- _Instructions to follow_: Leave out the pictures. Return every record otherwise untouched.

- _Document page records_:

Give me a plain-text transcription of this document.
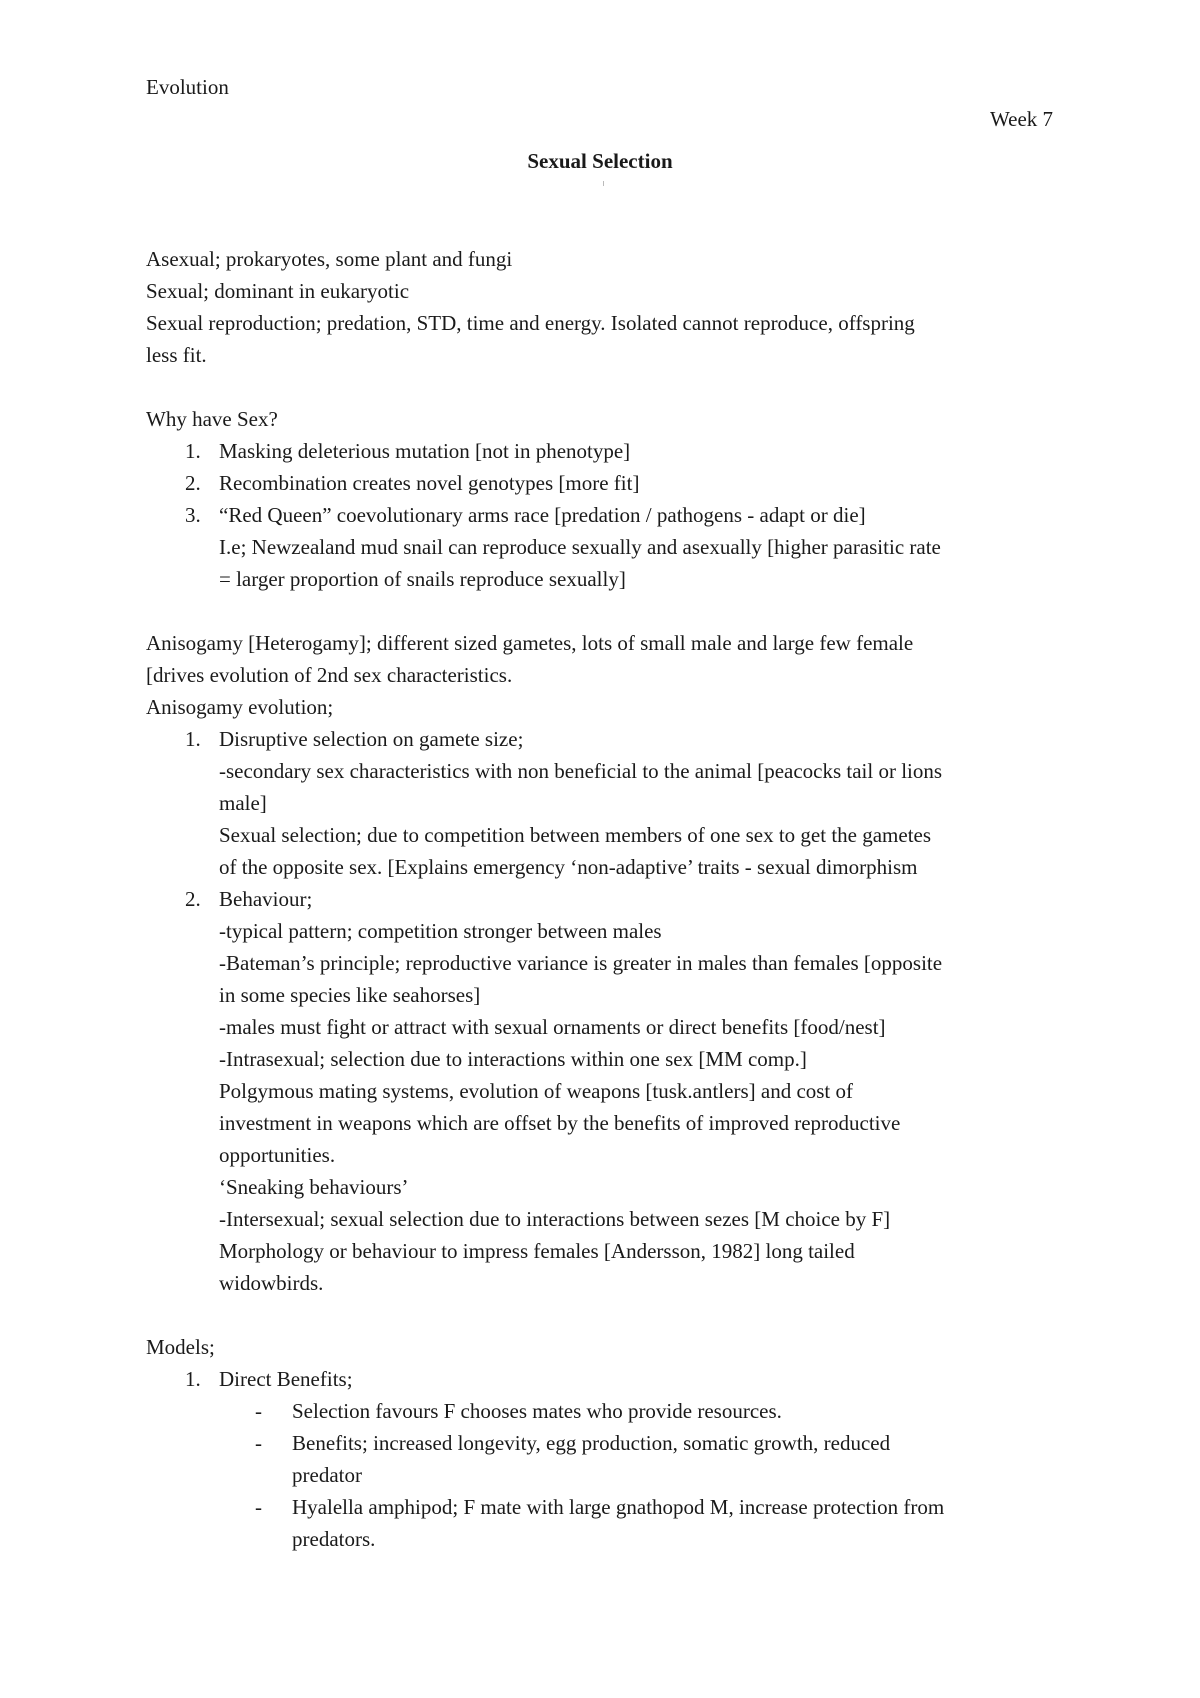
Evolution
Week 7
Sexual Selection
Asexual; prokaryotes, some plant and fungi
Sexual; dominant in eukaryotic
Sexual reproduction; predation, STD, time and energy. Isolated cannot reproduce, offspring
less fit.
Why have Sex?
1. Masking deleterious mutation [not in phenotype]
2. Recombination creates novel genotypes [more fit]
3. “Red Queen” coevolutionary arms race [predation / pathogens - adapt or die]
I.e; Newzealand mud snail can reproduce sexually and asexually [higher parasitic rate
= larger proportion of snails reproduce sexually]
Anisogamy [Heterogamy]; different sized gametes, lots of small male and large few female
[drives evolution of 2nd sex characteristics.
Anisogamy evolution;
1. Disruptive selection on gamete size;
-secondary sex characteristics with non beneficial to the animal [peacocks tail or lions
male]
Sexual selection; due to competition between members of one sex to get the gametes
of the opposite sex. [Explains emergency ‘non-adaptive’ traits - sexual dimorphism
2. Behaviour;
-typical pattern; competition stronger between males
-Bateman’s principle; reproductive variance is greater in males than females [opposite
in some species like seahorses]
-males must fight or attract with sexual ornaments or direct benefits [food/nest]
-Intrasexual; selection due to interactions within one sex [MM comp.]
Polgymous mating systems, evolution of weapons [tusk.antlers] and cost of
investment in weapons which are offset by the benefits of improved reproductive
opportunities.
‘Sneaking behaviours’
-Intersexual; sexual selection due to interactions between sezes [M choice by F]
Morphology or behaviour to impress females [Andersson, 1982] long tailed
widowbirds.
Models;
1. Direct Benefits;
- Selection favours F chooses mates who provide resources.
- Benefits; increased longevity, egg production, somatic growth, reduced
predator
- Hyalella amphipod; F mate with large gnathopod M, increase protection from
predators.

- _Result_:
Give me a plain-text transcription of this document.
Evolution
Week 7
Sexual Selection
Asexual; prokaryotes, some plant and fungi
Sexual; dominant in eukaryotic
Sexual reproduction; predation, STD, time and energy. Isolated cannot reproduce, offspring
less fit.
Why have Sex?
1. Masking deleterious mutation [not in phenotype]
2. Recombination creates novel genotypes [more fit]
3. “Red Queen” coevolutionary arms race [predation / pathogens - adapt or die]
I.e; Newzealand mud snail can reproduce sexually and asexually [higher parasitic rate
= larger proportion of snails reproduce sexually]
Anisogamy [Heterogamy]; different sized gametes, lots of small male and large few female
[drives evolution of 2nd sex characteristics.
Anisogamy evolution;
1. Disruptive selection on gamete size;
-secondary sex characteristics with non beneficial to the animal [peacocks tail or lions
male]
Sexual selection; due to competition between members of one sex to get the gametes
of the opposite sex. [Explains emergency ‘non-adaptive’ traits - sexual dimorphism
2. Behaviour;
-typical pattern; competition stronger between males
-Bateman’s principle; reproductive variance is greater in males than females [opposite
in some species like seahorses]
-males must fight or attract with sexual ornaments or direct benefits [food/nest]
-Intrasexual; selection due to interactions within one sex [MM comp.]
Polgymous mating systems, evolution of weapons [tusk.antlers] and cost of
investment in weapons which are offset by the benefits of improved reproductive
opportunities.
‘Sneaking behaviours’
-Intersexual; sexual selection due to interactions between sezes [M choice by F]
Morphology or behaviour to impress females [Andersson, 1982] long tailed
widowbirds.
Models;
1. Direct Benefits;
- Selection favours F chooses mates who provide resources.
- Benefits; increased longevity, egg production, somatic growth, reduced
predator
- Hyalella amphipod; F mate with large gnathopod M, increase protection from
predators.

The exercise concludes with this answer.